Instruction
Seek out every line containing the word "into", and copy each.

Items
__________________________________________________

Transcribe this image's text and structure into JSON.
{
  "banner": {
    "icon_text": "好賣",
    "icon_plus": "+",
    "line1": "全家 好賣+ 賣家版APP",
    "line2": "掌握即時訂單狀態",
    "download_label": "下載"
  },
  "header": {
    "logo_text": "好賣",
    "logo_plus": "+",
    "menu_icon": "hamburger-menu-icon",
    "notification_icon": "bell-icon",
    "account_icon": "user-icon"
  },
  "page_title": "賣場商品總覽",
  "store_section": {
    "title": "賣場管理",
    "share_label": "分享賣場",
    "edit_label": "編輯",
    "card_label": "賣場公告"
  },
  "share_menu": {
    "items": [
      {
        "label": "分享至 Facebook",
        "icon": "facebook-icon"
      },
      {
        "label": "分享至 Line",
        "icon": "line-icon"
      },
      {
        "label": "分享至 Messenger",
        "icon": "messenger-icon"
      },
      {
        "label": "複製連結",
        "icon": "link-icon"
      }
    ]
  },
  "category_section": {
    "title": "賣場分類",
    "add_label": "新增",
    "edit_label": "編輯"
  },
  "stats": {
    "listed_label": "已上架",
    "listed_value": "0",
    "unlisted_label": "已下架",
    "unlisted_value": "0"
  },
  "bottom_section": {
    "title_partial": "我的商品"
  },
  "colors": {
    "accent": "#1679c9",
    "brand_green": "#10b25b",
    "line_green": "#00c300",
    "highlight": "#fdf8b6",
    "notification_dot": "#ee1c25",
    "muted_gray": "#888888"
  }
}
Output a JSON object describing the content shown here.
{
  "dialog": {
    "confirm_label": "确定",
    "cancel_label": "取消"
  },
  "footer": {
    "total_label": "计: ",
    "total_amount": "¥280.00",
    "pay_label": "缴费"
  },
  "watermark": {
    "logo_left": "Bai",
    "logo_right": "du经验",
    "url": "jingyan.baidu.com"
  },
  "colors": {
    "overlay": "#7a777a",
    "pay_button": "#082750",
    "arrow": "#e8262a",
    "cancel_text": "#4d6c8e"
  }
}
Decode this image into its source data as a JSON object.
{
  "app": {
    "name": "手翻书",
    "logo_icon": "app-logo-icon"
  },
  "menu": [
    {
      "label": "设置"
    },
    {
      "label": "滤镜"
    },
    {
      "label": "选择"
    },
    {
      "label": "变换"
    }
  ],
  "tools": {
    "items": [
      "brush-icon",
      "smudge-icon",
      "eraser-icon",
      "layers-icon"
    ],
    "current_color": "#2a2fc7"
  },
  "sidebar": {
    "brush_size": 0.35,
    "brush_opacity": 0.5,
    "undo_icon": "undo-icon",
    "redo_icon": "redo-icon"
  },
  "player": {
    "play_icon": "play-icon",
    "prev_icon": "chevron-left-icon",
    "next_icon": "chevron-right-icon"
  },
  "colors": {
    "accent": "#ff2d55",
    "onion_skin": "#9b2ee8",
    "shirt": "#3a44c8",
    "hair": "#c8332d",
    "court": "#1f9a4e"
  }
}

__________________________________________________

Complete answer
Transcribe this image's text and structure into JSON.
Decode this image into its source data as a JSON object.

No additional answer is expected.